◆ **Do this**:
Set down all of the data exactly as it appears.

>> start Information supplied

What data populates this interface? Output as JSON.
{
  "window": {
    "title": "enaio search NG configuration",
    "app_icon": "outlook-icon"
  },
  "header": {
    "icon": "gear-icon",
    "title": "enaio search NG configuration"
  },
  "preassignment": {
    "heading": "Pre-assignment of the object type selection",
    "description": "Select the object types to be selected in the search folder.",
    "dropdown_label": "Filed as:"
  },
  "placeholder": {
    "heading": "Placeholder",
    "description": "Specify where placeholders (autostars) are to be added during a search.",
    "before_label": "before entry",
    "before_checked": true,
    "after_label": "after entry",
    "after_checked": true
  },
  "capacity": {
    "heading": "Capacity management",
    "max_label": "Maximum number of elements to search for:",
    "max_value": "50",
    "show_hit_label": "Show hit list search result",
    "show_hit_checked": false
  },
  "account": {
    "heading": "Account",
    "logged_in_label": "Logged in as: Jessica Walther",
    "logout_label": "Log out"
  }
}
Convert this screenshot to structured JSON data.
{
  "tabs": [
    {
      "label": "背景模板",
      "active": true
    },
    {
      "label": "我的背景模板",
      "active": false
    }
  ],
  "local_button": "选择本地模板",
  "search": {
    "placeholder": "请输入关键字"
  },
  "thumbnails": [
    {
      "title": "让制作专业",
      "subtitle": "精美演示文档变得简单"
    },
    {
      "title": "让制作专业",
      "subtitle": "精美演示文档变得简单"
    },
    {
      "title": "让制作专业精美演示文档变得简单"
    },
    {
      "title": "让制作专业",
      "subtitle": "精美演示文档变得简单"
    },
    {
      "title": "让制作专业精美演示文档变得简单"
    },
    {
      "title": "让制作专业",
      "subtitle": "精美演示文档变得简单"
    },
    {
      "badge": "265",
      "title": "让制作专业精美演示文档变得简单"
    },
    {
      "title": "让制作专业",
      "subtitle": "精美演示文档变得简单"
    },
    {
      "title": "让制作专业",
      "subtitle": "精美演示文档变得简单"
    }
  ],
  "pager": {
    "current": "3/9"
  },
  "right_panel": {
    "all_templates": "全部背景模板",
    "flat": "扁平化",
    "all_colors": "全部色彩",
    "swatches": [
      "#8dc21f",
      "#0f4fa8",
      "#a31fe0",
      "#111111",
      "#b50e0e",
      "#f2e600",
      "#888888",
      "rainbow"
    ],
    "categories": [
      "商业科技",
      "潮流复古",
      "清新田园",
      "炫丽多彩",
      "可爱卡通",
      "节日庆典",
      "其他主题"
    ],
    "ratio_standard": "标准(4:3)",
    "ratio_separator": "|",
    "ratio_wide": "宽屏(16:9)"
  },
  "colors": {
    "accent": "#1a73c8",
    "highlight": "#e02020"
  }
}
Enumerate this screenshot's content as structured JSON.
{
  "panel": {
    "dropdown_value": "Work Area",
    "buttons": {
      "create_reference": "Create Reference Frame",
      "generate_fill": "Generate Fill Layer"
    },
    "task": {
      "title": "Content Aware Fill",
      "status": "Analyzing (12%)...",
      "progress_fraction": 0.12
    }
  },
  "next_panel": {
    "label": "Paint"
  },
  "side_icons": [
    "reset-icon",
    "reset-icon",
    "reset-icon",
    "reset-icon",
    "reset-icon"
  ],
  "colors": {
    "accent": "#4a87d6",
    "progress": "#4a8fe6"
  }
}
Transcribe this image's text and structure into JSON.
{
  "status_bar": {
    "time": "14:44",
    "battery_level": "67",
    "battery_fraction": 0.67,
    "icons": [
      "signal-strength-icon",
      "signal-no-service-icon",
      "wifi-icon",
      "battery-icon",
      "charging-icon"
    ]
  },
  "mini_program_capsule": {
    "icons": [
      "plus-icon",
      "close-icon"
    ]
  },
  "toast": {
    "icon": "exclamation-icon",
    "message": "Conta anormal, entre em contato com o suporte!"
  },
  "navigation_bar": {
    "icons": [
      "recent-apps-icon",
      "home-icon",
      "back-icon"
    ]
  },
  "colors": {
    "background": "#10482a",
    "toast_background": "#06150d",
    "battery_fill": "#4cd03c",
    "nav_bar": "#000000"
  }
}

>> end Information supplied

◆ **Exercise result**:
What data populates this interface? Output as JSON.
{
  "window": {
    "title": "enaio search NG configuration",
    "app_icon": "outlook-icon"
  },
  "header": {
    "icon": "gear-icon",
    "title": "enaio search NG configuration"
  },
  "preassignment": {
    "heading": "Pre-assignment of the object type selection",
    "description": "Select the object types to be selected in the search folder.",
    "dropdown_label": "Filed as:"
  },
  "placeholder": {
    "heading": "Placeholder",
    "description": "Specify where placeholders (autostars) are to be added during a search.",
    "before_label": "before entry",
    "before_checked": true,
    "after_label": "after entry",
    "after_checked": true
  },
  "capacity": {
    "heading": "Capacity management",
    "max_label": "Maximum number of elements to search for:",
    "max_value": "50",
    "show_hit_label": "Show hit list search result",
    "show_hit_checked": false
  },
  "account": {
    "heading": "Account",
    "logged_in_label": "Logged in as: Jessica Walther",
    "logout_label": "Log out"
  }
}
Convert this screenshot to structured JSON data.
{
  "tabs": [
    {
      "label": "背景模板",
      "active": true
    },
    {
      "label": "我的背景模板",
      "active": false
    }
  ],
  "local_button": "选择本地模板",
  "search": {
    "placeholder": "请输入关键字"
  },
  "thumbnails": [
    {
      "title": "让制作专业",
      "subtitle": "精美演示文档变得简单"
    },
    {
      "title": "让制作专业",
      "subtitle": "精美演示文档变得简单"
    },
    {
      "title": "让制作专业精美演示文档变得简单"
    },
    {
      "title": "让制作专业",
      "subtitle": "精美演示文档变得简单"
    },
    {
      "title": "让制作专业精美演示文档变得简单"
    },
    {
      "title": "让制作专业",
      "subtitle": "精美演示文档变得简单"
    },
    {
      "badge": "265",
      "title": "让制作专业精美演示文档变得简单"
    },
    {
      "title": "让制作专业",
      "subtitle": "精美演示文档变得简单"
    },
    {
      "title": "让制作专业",
      "subtitle": "精美演示文档变得简单"
    }
  ],
  "pager": {
    "current": "3/9"
  },
  "right_panel": {
    "all_templates": "全部背景模板",
    "flat": "扁平化",
    "all_colors": "全部色彩",
    "swatches": [
      "#8dc21f",
      "#0f4fa8",
      "#a31fe0",
      "#111111",
      "#b50e0e",
      "#f2e600",
      "#888888",
      "rainbow"
    ],
    "categories": [
      "商业科技",
      "潮流复古",
      "清新田园",
      "炫丽多彩",
      "可爱卡通",
      "节日庆典",
      "其他主题"
    ],
    "ratio_standard": "标准(4:3)",
    "ratio_separator": "|",
    "ratio_wide": "宽屏(16:9)"
  },
  "colors": {
    "accent": "#1a73c8",
    "highlight": "#e02020"
  }
}
Enumerate this screenshot's content as structured JSON.
{
  "panel": {
    "dropdown_value": "Work Area",
    "buttons": {
      "create_reference": "Create Reference Frame",
      "generate_fill": "Generate Fill Layer"
    },
    "task": {
      "title": "Content Aware Fill",
      "status": "Analyzing (12%)...",
      "progress_fraction": 0.12
    }
  },
  "next_panel": {
    "label": "Paint"
  },
  "side_icons": [
    "reset-icon",
    "reset-icon",
    "reset-icon",
    "reset-icon",
    "reset-icon"
  ],
  "colors": {
    "accent": "#4a87d6",
    "progress": "#4a8fe6"
  }
}
Transcribe this image's text and structure into JSON.
{
  "status_bar": {
    "time": "14:44",
    "battery_level": "67",
    "battery_fraction": 0.67,
    "icons": [
      "signal-strength-icon",
      "signal-no-service-icon",
      "wifi-icon",
      "battery-icon",
      "charging-icon"
    ]
  },
  "mini_program_capsule": {
    "icons": [
      "plus-icon",
      "close-icon"
    ]
  },
  "toast": {
    "icon": "exclamation-icon",
    "message": "Conta anormal, entre em contato com o suporte!"
  },
  "navigation_bar": {
    "icons": [
      "recent-apps-icon",
      "home-icon",
      "back-icon"
    ]
  },
  "colors": {
    "background": "#10482a",
    "toast_background": "#06150d",
    "battery_fill": "#4cd03c",
    "nav_bar": "#000000"
  }
}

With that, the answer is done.